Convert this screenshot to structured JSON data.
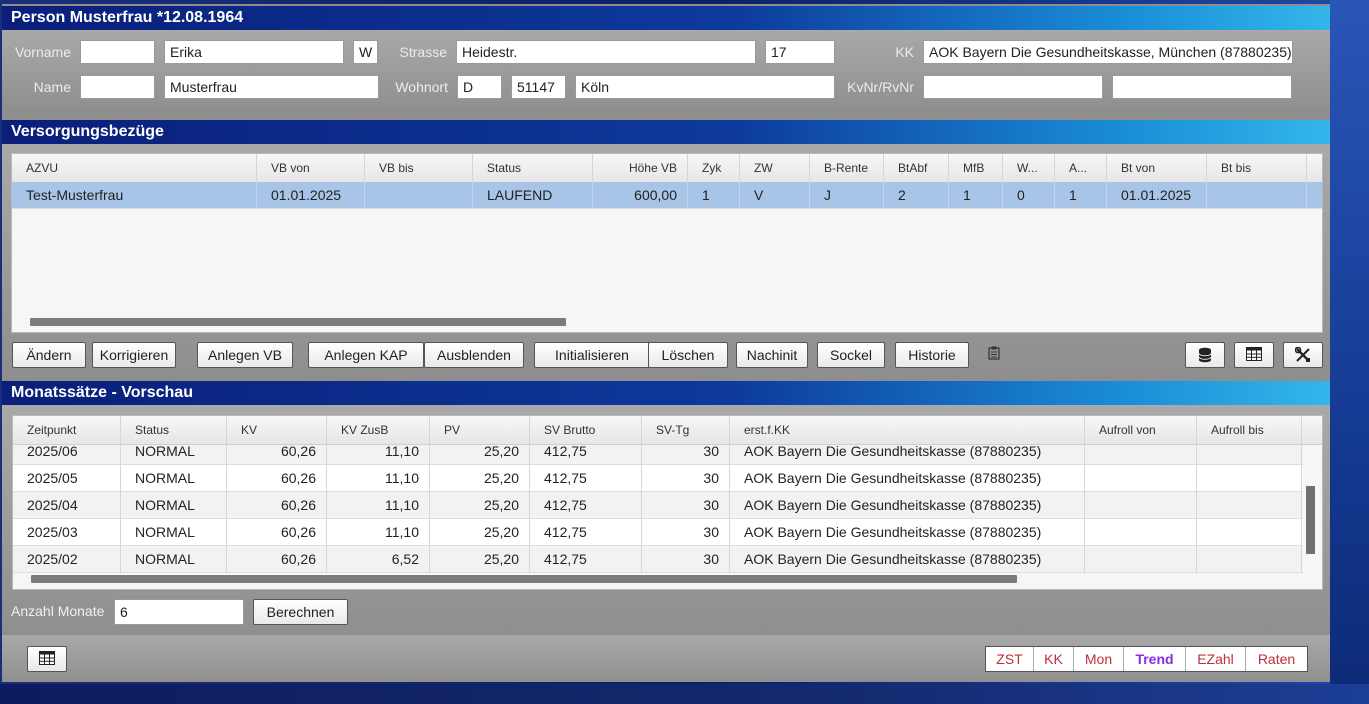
{
  "person": {
    "header": "Person Musterfrau *12.08.1964",
    "labels": {
      "vorname": "Vorname",
      "name": "Name",
      "strasse": "Strasse",
      "wohnort": "Wohnort",
      "kk": "KK",
      "kvnr": "KvNr/RvNr"
    },
    "vorname_prefix": "",
    "vorname": "Erika",
    "geschlecht": "W",
    "name_prefix": "",
    "name": "Musterfrau",
    "strasse": "Heidestr.",
    "hausnr": "17",
    "land": "D",
    "plz": "51147",
    "ort": "Köln",
    "kk": "AOK Bayern Die Gesundheitskasse, München (87880235)",
    "kvnr": "",
    "rvnr": ""
  },
  "versorgung": {
    "header": "Versorgungsbezüge",
    "columns": [
      "AZVU",
      "VB von",
      "VB bis",
      "Status",
      "Höhe VB",
      "Zyk",
      "ZW",
      "B-Rente",
      "BtAbf",
      "MfB",
      "W...",
      "A...",
      "Bt von",
      "Bt bis"
    ],
    "rows": [
      [
        "Test-Musterfrau",
        "01.01.2025",
        "",
        "LAUFEND",
        "600,00",
        "1",
        "V",
        "J",
        "2",
        "1",
        "0",
        "1",
        "01.01.2025",
        ""
      ]
    ],
    "buttons": [
      "Ändern",
      "Korrigieren",
      "Anlegen VB",
      "Anlegen KAP",
      "Ausblenden",
      "Initialisieren",
      "Löschen",
      "Nachinit",
      "Sockel",
      "Historie"
    ]
  },
  "monat": {
    "header": "Monatssätze - Vorschau",
    "columns": [
      "Zeitpunkt",
      "Status",
      "KV",
      "KV ZusB",
      "PV",
      "SV Brutto",
      "SV-Tg",
      "erst.f.KK",
      "Aufroll von",
      "Aufroll bis"
    ],
    "rows": [
      [
        "2025/06",
        "NORMAL",
        "60,26",
        "11,10",
        "25,20",
        "412,75",
        "30",
        "AOK Bayern Die Gesundheitskasse (87880235)",
        "",
        ""
      ],
      [
        "2025/05",
        "NORMAL",
        "60,26",
        "11,10",
        "25,20",
        "412,75",
        "30",
        "AOK Bayern Die Gesundheitskasse (87880235)",
        "",
        ""
      ],
      [
        "2025/04",
        "NORMAL",
        "60,26",
        "11,10",
        "25,20",
        "412,75",
        "30",
        "AOK Bayern Die Gesundheitskasse (87880235)",
        "",
        ""
      ],
      [
        "2025/03",
        "NORMAL",
        "60,26",
        "11,10",
        "25,20",
        "412,75",
        "30",
        "AOK Bayern Die Gesundheitskasse (87880235)",
        "",
        ""
      ],
      [
        "2025/02",
        "NORMAL",
        "60,26",
        "6,52",
        "25,20",
        "412,75",
        "30",
        "AOK Bayern Die Gesundheitskasse (87880235)",
        "",
        ""
      ]
    ],
    "anzahl_label": "Anzahl Monate",
    "anzahl_value": "6",
    "berechnen": "Berechnen"
  },
  "tabs": [
    {
      "label": "ZST",
      "active": false
    },
    {
      "label": "KK",
      "active": false
    },
    {
      "label": "Mon",
      "active": false
    },
    {
      "label": "Trend",
      "active": true
    },
    {
      "label": "EZahl",
      "active": false
    },
    {
      "label": "Raten",
      "active": false
    }
  ],
  "colors": {
    "tab_text": "#c0303a",
    "tab_active": "#8a2be2",
    "header_start": "#0a1e7a",
    "header_end": "#33b6ea"
  }
}
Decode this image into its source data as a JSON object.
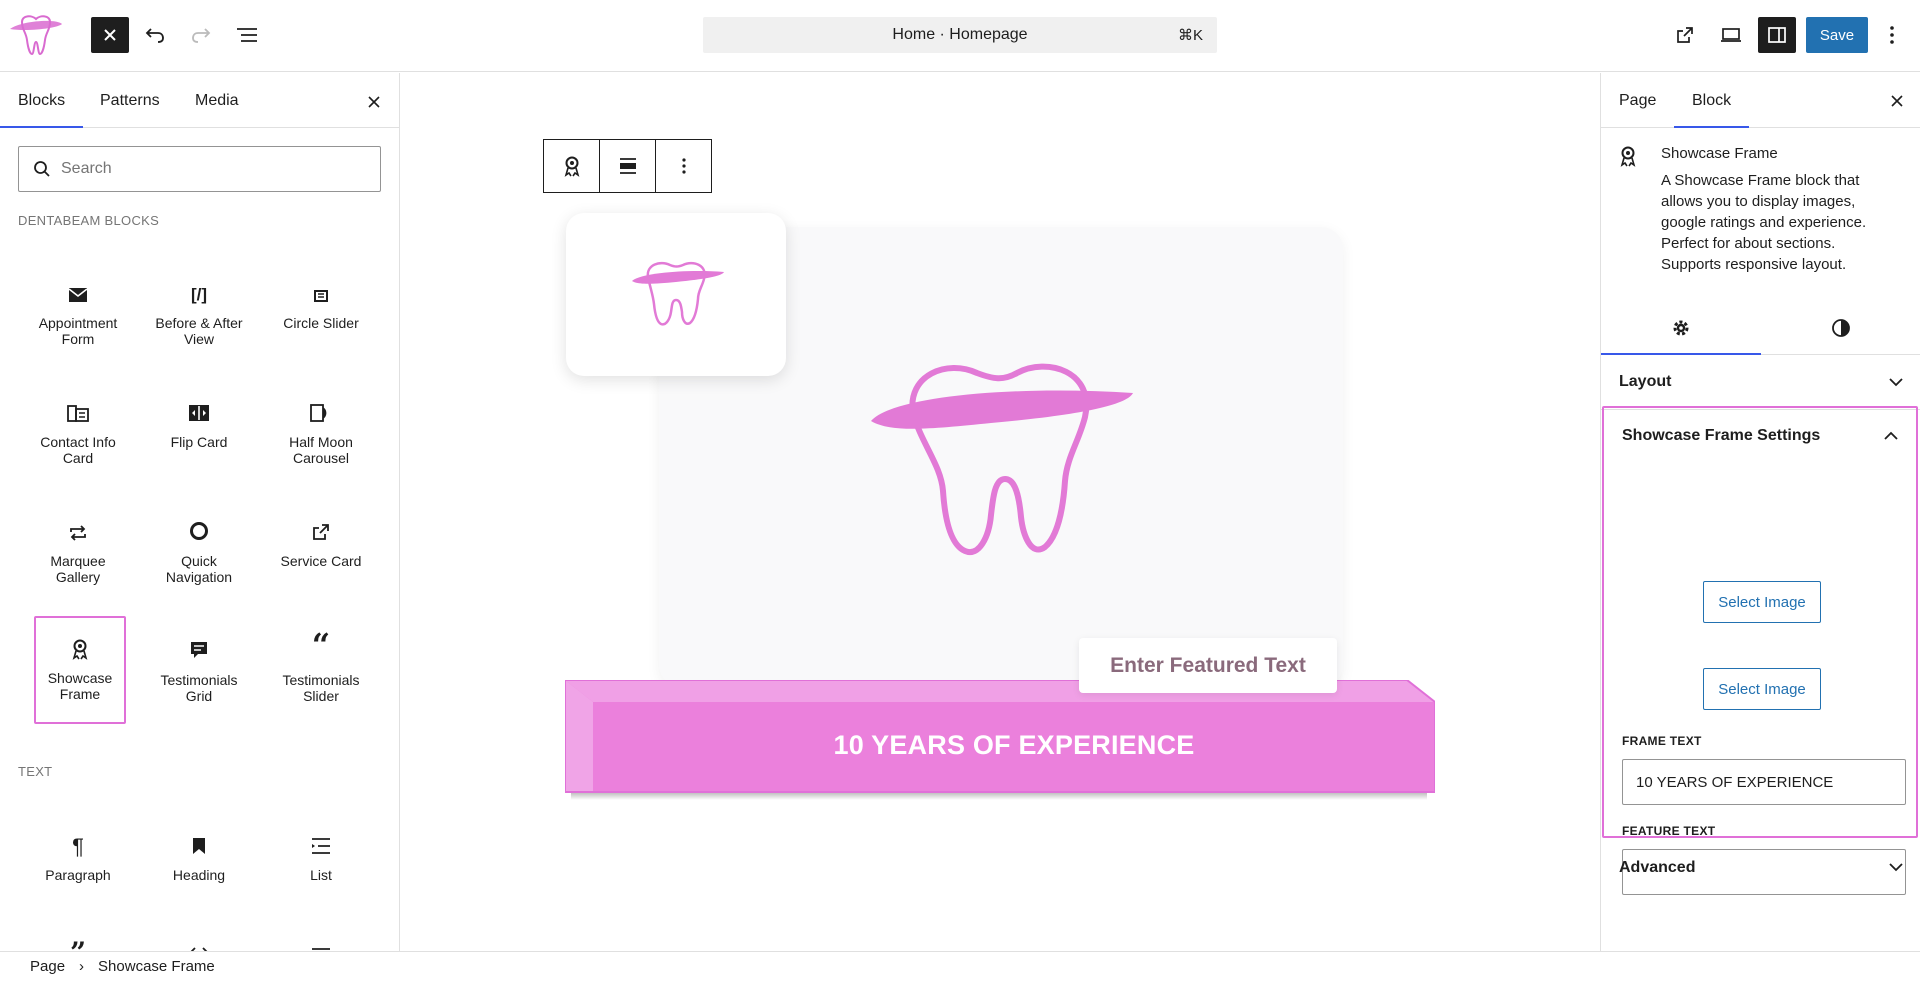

Goal of the exercise: Make an exact reproduction of the listing above, without any pictures.

Expected output:
Convert this screenshot to structured JSON data.
{
  "person": {
    "header": "Person Musterfrau *12.08.1964",
    "labels": {
      "vorname": "Vorname",
      "name": "Name",
      "strasse": "Strasse",
      "wohnort": "Wohnort",
      "kk": "KK",
      "kvnr": "KvNr/RvNr"
    },
    "vorname_prefix": "",
    "vorname": "Erika",
    "geschlecht": "W",
    "name_prefix": "",
    "name": "Musterfrau",
    "strasse": "Heidestr.",
    "hausnr": "17",
    "land": "D",
    "plz": "51147",
    "ort": "Köln",
    "kk": "AOK Bayern Die Gesundheitskasse, München (87880235)",
    "kvnr": "",
    "rvnr": ""
  },
  "versorgung": {
    "header": "Versorgungsbezüge",
    "columns": [
      "AZVU",
      "VB von",
      "VB bis",
      "Status",
      "Höhe VB",
      "Zyk",
      "ZW",
      "B-Rente",
      "BtAbf",
      "MfB",
      "W...",
      "A...",
      "Bt von",
      "Bt bis"
    ],
    "rows": [
      [
        "Test-Musterfrau",
        "01.01.2025",
        "",
        "LAUFEND",
        "600,00",
        "1",
        "V",
        "J",
        "2",
        "1",
        "0",
        "1",
        "01.01.2025",
        ""
      ]
    ],
    "buttons": [
      "Ändern",
      "Korrigieren",
      "Anlegen VB",
      "Anlegen KAP",
      "Ausblenden",
      "Initialisieren",
      "Löschen",
      "Nachinit",
      "Sockel",
      "Historie"
    ]
  },
  "monat": {
    "header": "Monatssätze - Vorschau",
    "columns": [
      "Zeitpunkt",
      "Status",
      "KV",
      "KV ZusB",
      "PV",
      "SV Brutto",
      "SV-Tg",
      "erst.f.KK",
      "Aufroll von",
      "Aufroll bis"
    ],
    "rows": [
      [
        "2025/06",
        "NORMAL",
        "60,26",
        "11,10",
        "25,20",
        "412,75",
        "30",
        "AOK Bayern Die Gesundheitskasse (87880235)",
        "",
        ""
      ],
      [
        "2025/05",
        "NORMAL",
        "60,26",
        "11,10",
        "25,20",
        "412,75",
        "30",
        "AOK Bayern Die Gesundheitskasse (87880235)",
        "",
        ""
      ],
      [
        "2025/04",
        "NORMAL",
        "60,26",
        "11,10",
        "25,20",
        "412,75",
        "30",
        "AOK Bayern Die Gesundheitskasse (87880235)",
        "",
        ""
      ],
      [
        "2025/03",
        "NORMAL",
        "60,26",
        "11,10",
        "25,20",
        "412,75",
        "30",
        "AOK Bayern Die Gesundheitskasse (87880235)",
        "",
        ""
      ],
      [
        "2025/02",
        "NORMAL",
        "60,26",
        "6,52",
        "25,20",
        "412,75",
        "30",
        "AOK Bayern Die Gesundheitskasse (87880235)",
        "",
        ""
      ]
    ],
    "anzahl_label": "Anzahl Monate",
    "anzahl_value": "6",
    "berechnen": "Berechnen"
  },
  "tabs": [
    {
      "label": "ZST",
      "active": false
    },
    {
      "label": "KK",
      "active": false
    },
    {
      "label": "Mon",
      "active": false
    },
    {
      "label": "Trend",
      "active": true
    },
    {
      "label": "EZahl",
      "active": false
    },
    {
      "label": "Raten",
      "active": false
    }
  ],
  "colors": {
    "tab_text": "#c0303a",
    "tab_active": "#8a2be2",
    "header_start": "#0a1e7a",
    "header_end": "#33b6ea"
  }
}
Decode this image into its source data as a JSON object.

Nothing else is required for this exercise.